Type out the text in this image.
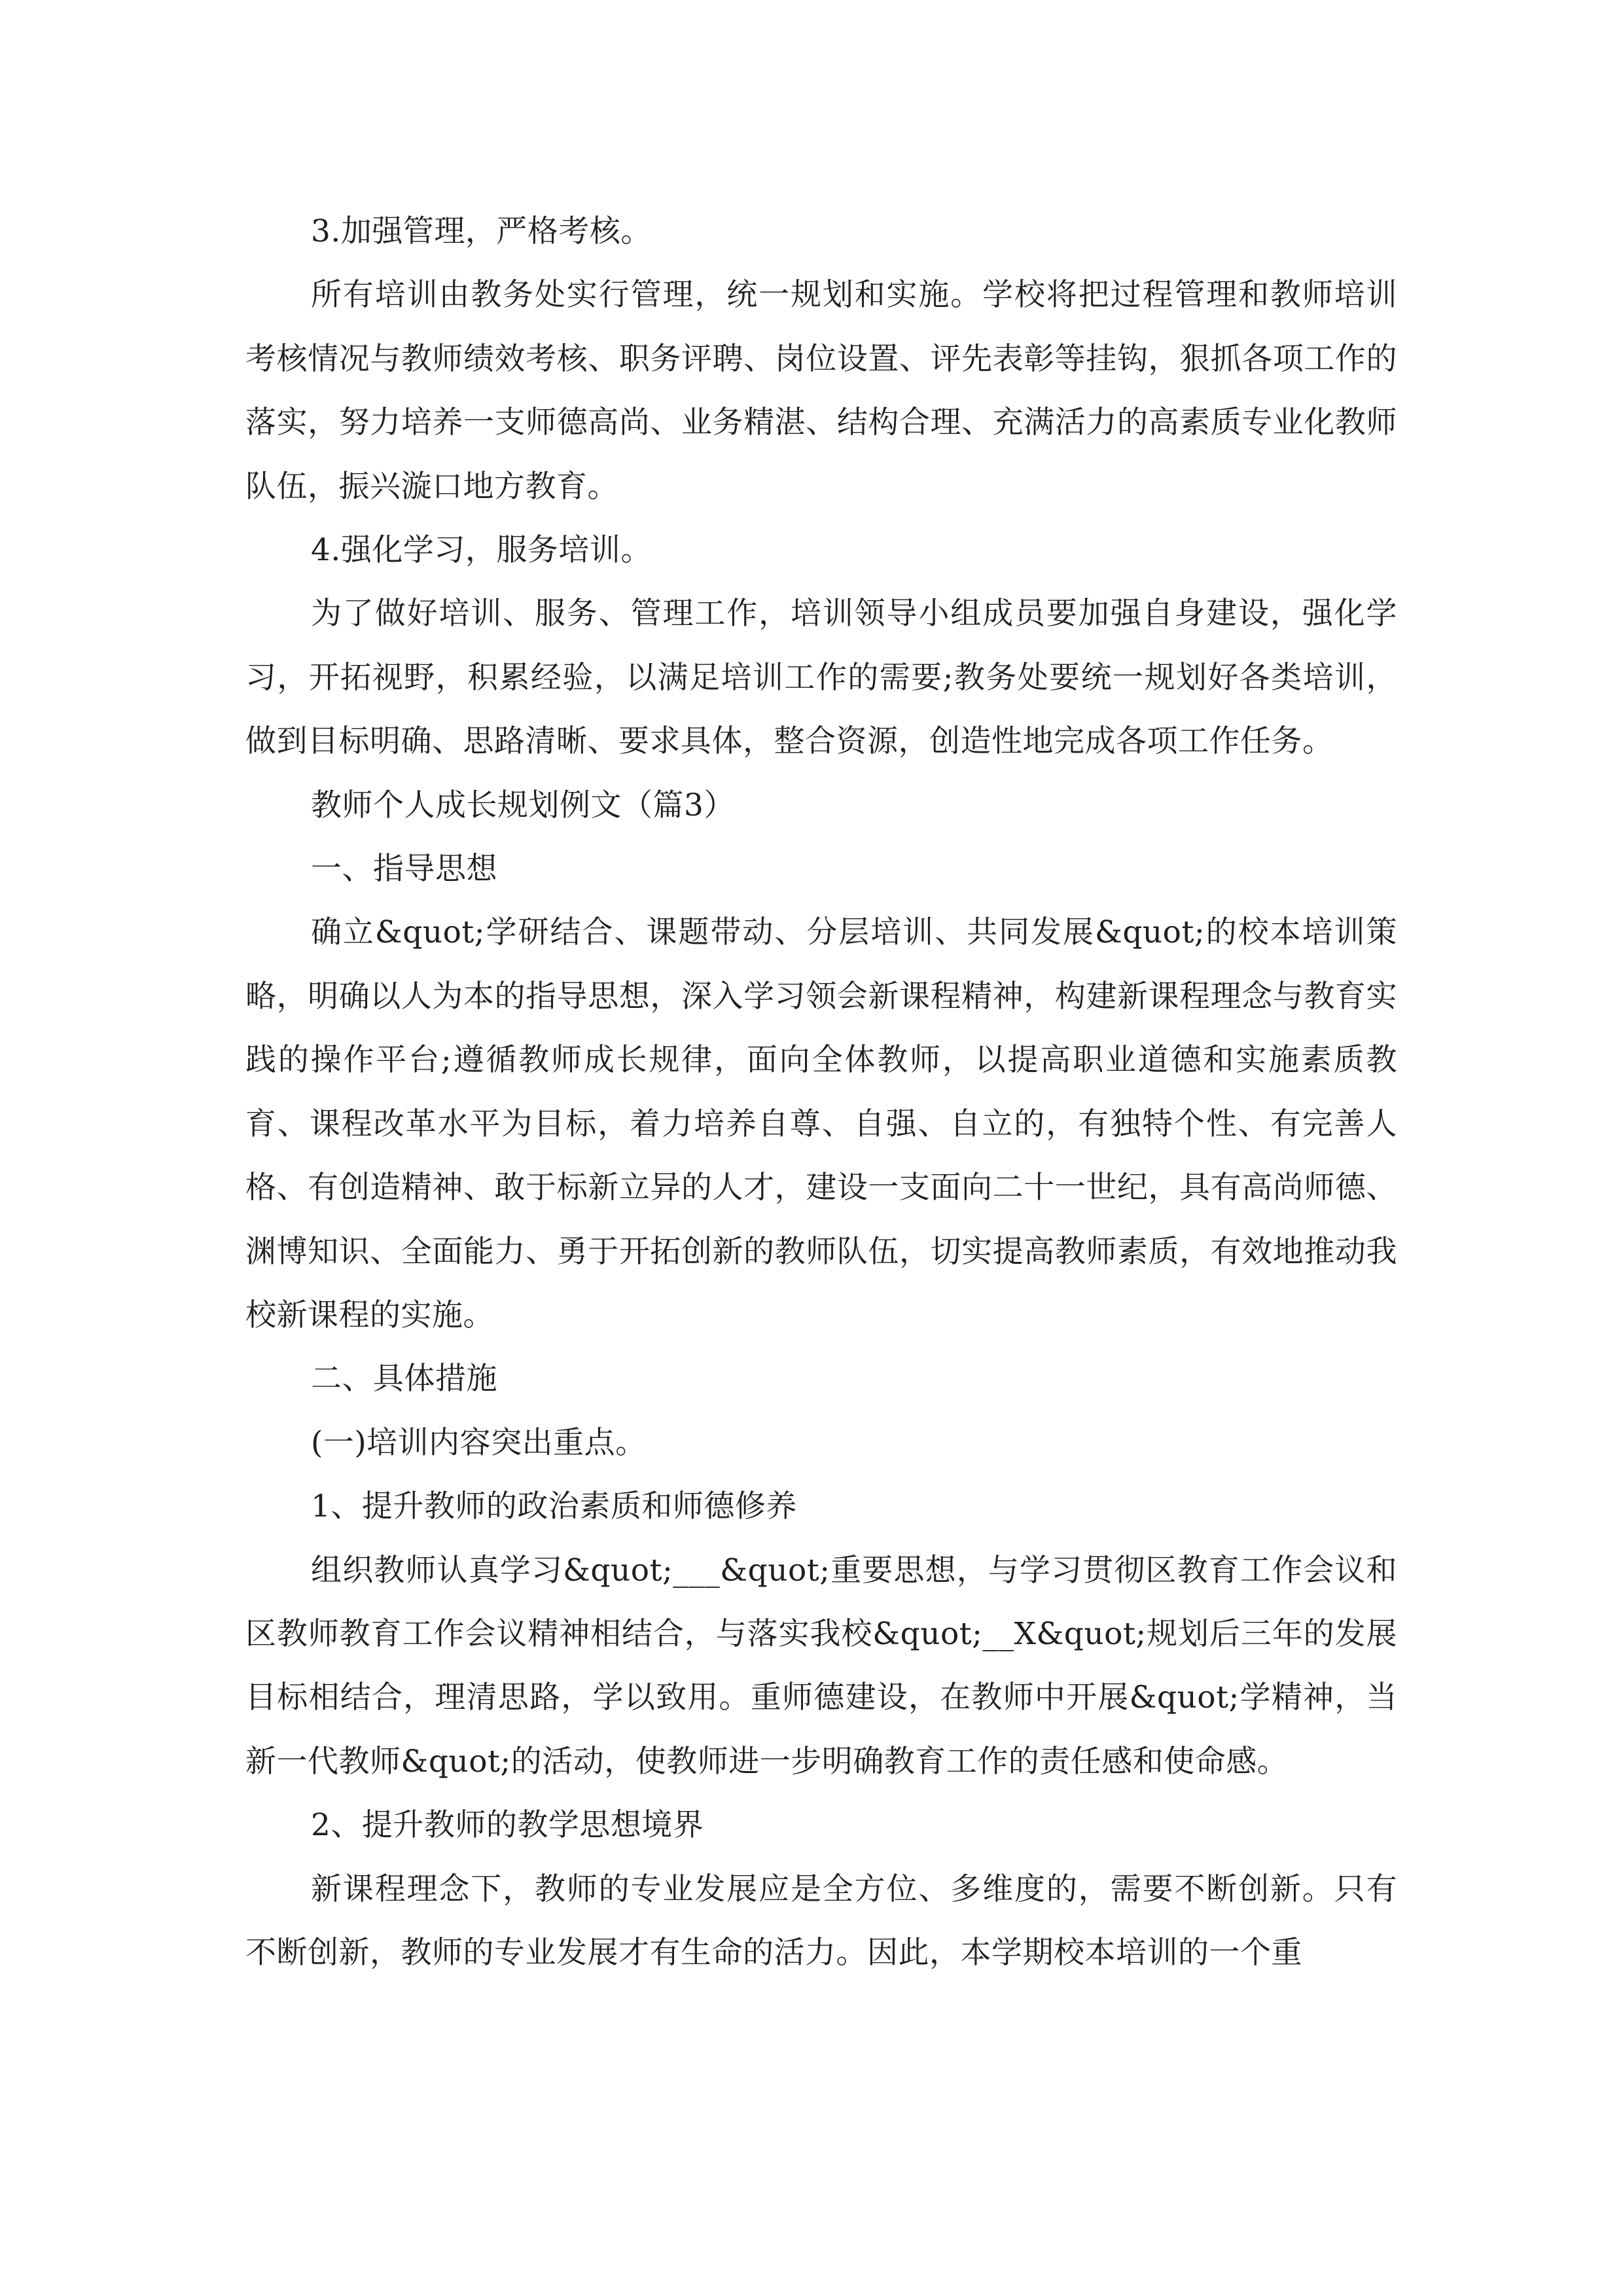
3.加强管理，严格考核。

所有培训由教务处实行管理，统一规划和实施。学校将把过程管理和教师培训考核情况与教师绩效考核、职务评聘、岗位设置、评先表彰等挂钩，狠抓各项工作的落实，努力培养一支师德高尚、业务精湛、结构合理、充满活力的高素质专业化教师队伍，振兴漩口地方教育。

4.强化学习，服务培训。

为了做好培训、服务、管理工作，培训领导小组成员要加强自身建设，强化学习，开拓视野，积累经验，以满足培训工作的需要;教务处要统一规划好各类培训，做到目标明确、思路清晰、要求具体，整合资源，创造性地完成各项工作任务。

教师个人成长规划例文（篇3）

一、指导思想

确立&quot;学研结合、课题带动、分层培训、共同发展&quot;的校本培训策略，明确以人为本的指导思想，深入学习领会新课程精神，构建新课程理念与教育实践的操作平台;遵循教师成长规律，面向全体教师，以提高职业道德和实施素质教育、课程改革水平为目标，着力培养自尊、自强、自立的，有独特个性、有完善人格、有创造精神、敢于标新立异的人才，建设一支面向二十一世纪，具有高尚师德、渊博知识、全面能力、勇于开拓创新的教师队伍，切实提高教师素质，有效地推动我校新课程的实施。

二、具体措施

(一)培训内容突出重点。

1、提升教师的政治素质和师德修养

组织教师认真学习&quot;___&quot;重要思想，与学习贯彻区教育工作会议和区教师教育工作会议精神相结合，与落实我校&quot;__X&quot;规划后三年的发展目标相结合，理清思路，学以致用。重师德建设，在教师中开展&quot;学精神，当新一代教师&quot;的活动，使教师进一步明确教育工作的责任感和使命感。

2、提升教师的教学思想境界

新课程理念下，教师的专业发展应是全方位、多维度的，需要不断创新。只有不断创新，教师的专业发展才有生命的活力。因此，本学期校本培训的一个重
::::::
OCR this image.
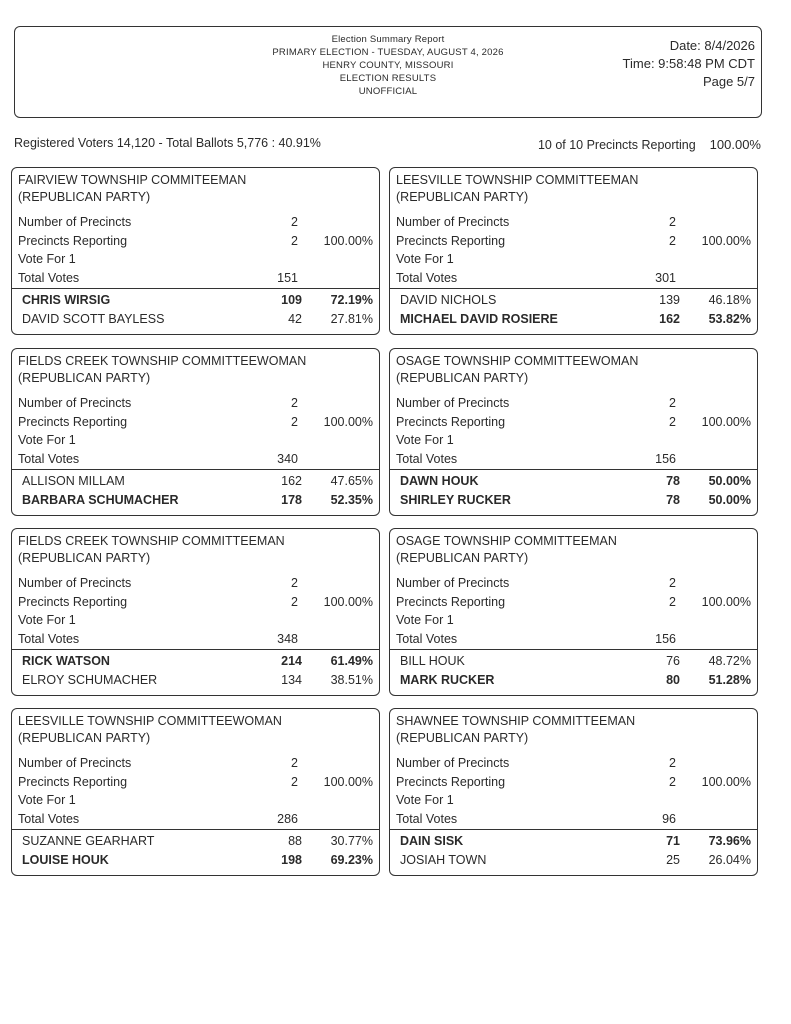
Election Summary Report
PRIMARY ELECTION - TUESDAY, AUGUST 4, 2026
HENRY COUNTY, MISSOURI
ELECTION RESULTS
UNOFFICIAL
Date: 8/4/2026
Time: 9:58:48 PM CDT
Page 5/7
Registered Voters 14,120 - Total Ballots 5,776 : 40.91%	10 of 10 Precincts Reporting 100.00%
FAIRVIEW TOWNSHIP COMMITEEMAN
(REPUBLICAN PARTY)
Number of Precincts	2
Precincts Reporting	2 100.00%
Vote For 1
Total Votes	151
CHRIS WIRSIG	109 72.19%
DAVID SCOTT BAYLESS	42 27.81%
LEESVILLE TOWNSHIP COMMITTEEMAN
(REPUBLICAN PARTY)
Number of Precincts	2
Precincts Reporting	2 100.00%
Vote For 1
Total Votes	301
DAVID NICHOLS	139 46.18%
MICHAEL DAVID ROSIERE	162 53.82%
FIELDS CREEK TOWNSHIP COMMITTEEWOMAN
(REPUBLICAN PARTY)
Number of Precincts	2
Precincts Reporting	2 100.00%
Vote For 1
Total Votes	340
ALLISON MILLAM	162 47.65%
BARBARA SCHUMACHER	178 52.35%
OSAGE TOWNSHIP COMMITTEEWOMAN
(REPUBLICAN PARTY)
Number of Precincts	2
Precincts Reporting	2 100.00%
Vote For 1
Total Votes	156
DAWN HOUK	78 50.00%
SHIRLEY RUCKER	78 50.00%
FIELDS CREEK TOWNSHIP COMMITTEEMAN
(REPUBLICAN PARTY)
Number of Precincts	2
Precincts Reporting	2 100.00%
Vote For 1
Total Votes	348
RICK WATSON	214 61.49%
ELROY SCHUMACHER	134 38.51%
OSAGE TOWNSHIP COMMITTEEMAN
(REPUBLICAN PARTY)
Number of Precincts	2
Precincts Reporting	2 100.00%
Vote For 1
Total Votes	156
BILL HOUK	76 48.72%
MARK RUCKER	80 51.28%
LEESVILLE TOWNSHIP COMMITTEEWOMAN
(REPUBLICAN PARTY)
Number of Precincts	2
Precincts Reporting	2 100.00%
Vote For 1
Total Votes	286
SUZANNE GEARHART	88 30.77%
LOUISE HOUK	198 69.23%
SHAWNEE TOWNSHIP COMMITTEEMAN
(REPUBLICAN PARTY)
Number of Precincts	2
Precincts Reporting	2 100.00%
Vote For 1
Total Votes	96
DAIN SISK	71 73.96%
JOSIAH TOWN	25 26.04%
::::::
• [AIM OF THE TASK] Look through the data above. Find each line with the string "LEESVILLE" and copy it.

• [OUTPUT BELOW]
LEESVILLE TOWNSHIP COMMITTEEMAN
LEESVILLE TOWNSHIP COMMITTEEWOMAN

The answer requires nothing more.